Material for the task:
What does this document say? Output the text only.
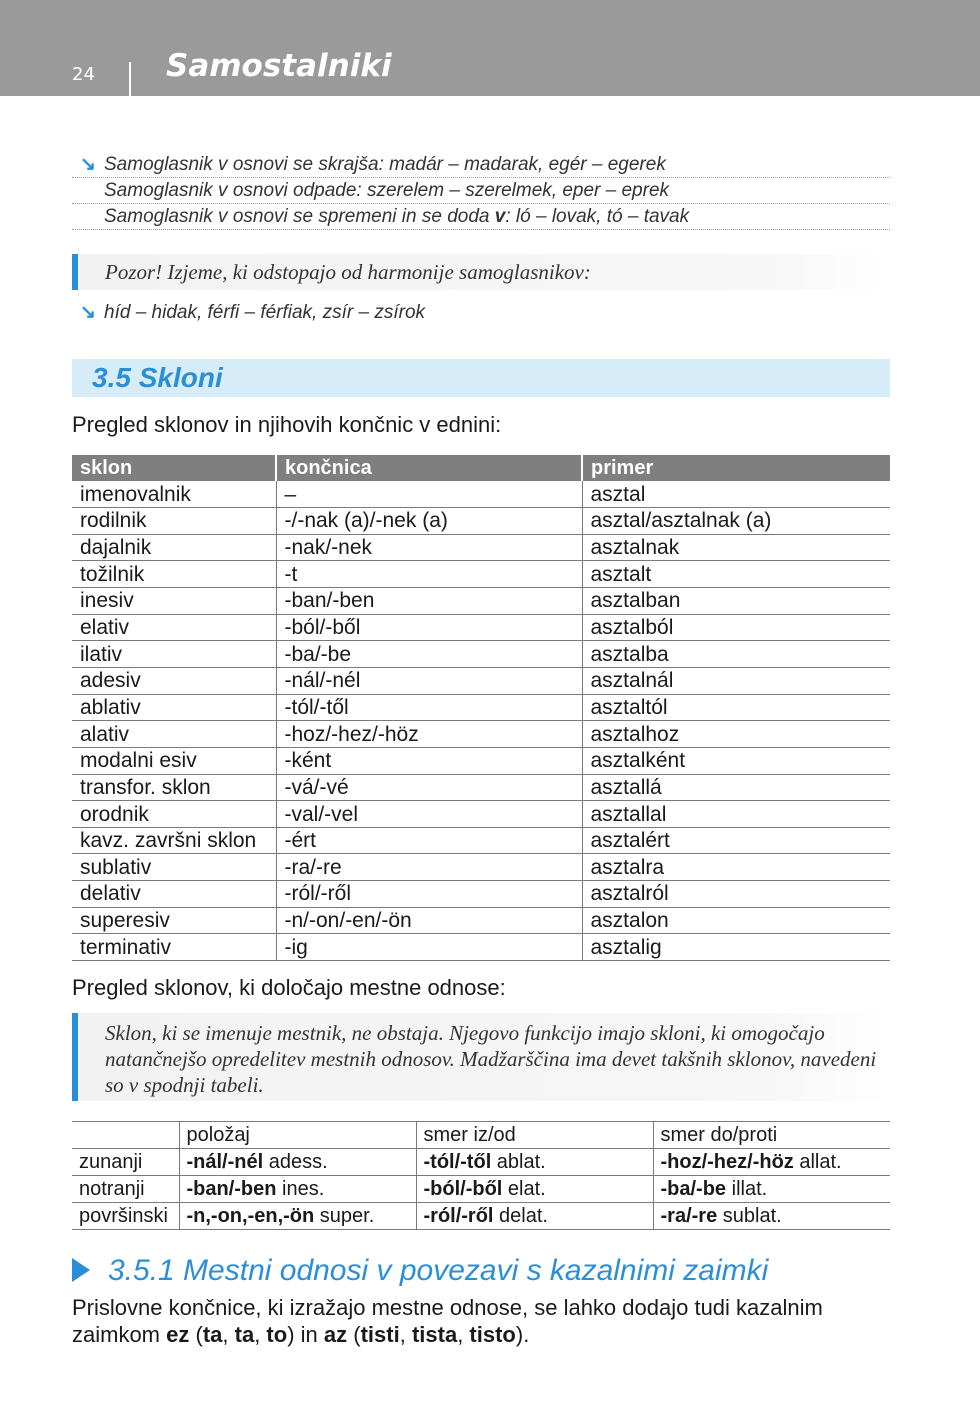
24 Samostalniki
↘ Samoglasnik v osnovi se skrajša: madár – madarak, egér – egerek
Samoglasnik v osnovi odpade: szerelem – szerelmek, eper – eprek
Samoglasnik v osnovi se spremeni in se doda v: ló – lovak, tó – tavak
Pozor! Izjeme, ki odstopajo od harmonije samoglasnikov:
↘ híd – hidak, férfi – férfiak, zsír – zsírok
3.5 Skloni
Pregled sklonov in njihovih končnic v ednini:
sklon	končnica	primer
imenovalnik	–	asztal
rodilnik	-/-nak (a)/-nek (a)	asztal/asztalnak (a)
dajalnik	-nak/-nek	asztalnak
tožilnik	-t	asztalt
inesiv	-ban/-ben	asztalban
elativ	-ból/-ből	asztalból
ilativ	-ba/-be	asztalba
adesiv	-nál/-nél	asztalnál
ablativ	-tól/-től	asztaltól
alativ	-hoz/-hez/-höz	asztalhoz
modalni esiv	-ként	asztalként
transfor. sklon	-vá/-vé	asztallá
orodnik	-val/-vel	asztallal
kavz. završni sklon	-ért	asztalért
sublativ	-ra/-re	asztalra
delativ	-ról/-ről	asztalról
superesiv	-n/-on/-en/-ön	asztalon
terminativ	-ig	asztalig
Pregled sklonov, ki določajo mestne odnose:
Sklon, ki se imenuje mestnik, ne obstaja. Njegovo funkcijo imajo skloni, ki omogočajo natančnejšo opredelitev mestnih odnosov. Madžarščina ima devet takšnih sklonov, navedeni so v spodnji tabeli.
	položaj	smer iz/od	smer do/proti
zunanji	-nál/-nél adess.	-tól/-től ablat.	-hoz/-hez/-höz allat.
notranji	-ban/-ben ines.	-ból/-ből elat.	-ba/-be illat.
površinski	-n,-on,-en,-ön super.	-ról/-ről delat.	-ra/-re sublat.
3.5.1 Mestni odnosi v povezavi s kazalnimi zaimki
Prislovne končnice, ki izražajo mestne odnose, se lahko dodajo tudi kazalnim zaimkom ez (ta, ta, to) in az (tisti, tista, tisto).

Directive: Write the full listing out again with every line unchanged, but include no pictures.

Answer to this exercise:
What does this document say? Output the text only.
24 Samostalniki
↘ Samoglasnik v osnovi se skrajša: madár – madarak, egér – egerek
Samoglasnik v osnovi odpade: szerelem – szerelmek, eper – eprek
Samoglasnik v osnovi se spremeni in se doda v: ló – lovak, tó – tavak
Pozor! Izjeme, ki odstopajo od harmonije samoglasnikov:
↘ híd – hidak, férfi – férfiak, zsír – zsírok
3.5 Skloni
Pregled sklonov in njihovih končnic v ednini:
sklon	končnica	primer
imenovalnik	–	asztal
rodilnik	-/-nak (a)/-nek (a)	asztal/asztalnak (a)
dajalnik	-nak/-nek	asztalnak
tožilnik	-t	asztalt
inesiv	-ban/-ben	asztalban
elativ	-ból/-ből	asztalból
ilativ	-ba/-be	asztalba
adesiv	-nál/-nél	asztalnál
ablativ	-tól/-től	asztaltól
alativ	-hoz/-hez/-höz	asztalhoz
modalni esiv	-ként	asztalként
transfor. sklon	-vá/-vé	asztallá
orodnik	-val/-vel	asztallal
kavz. završni sklon	-ért	asztalért
sublativ	-ra/-re	asztalra
delativ	-ról/-ről	asztalról
superesiv	-n/-on/-en/-ön	asztalon
terminativ	-ig	asztalig
Pregled sklonov, ki določajo mestne odnose:
Sklon, ki se imenuje mestnik, ne obstaja. Njegovo funkcijo imajo skloni, ki omogočajo natančnejšo opredelitev mestnih odnosov. Madžarščina ima devet takšnih sklonov, navedeni so v spodnji tabeli.
	položaj	smer iz/od	smer do/proti
zunanji	-nál/-nél adess.	-tól/-től ablat.	-hoz/-hez/-höz allat.
notranji	-ban/-ben ines.	-ból/-ből elat.	-ba/-be illat.
površinski	-n,-on,-en,-ön super.	-ról/-ről delat.	-ra/-re sublat.
3.5.1 Mestni odnosi v povezavi s kazalnimi zaimki
Prislovne končnice, ki izražajo mestne odnose, se lahko dodajo tudi kazalnim zaimkom ez (ta, ta, to) in az (tisti, tista, tisto).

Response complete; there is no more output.